PROBLEM DETAILS => Return all of the entries exactly as written.

PROVIDED DATA =>
========================================

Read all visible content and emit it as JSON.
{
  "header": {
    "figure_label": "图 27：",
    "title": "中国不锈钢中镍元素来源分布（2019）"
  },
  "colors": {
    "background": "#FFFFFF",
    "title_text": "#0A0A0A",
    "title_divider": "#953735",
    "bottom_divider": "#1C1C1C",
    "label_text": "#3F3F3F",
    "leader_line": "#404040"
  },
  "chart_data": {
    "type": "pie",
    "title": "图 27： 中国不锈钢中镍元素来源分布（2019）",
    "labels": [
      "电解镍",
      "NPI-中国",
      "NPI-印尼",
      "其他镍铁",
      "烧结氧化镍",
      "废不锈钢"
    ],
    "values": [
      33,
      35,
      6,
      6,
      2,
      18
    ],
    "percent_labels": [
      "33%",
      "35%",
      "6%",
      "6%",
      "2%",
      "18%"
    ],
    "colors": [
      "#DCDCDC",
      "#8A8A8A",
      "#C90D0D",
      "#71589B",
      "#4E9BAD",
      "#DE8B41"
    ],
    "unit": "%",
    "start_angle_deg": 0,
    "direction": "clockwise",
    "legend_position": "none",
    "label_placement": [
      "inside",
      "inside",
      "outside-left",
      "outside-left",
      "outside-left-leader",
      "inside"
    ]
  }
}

========================================

EXPECTED OUTPUT =>
Read all visible content and emit it as JSON.
{
  "header": {
    "figure_label": "图 27：",
    "title": "中国不锈钢中镍元素来源分布（2019）"
  },
  "colors": {
    "background": "#FFFFFF",
    "title_text": "#0A0A0A",
    "title_divider": "#953735",
    "bottom_divider": "#1C1C1C",
    "label_text": "#3F3F3F",
    "leader_line": "#404040"
  },
  "chart_data": {
    "type": "pie",
    "title": "图 27： 中国不锈钢中镍元素来源分布（2019）",
    "labels": [
      "电解镍",
      "NPI-中国",
      "NPI-印尼",
      "其他镍铁",
      "烧结氧化镍",
      "废不锈钢"
    ],
    "values": [
      33,
      35,
      6,
      6,
      2,
      18
    ],
    "percent_labels": [
      "33%",
      "35%",
      "6%",
      "6%",
      "2%",
      "18%"
    ],
    "colors": [
      "#DCDCDC",
      "#8A8A8A",
      "#C90D0D",
      "#71589B",
      "#4E9BAD",
      "#DE8B41"
    ],
    "unit": "%",
    "start_angle_deg": 0,
    "direction": "clockwise",
    "legend_position": "none",
    "label_placement": [
      "inside",
      "inside",
      "outside-left",
      "outside-left",
      "outside-left-leader",
      "inside"
    ]
  }
}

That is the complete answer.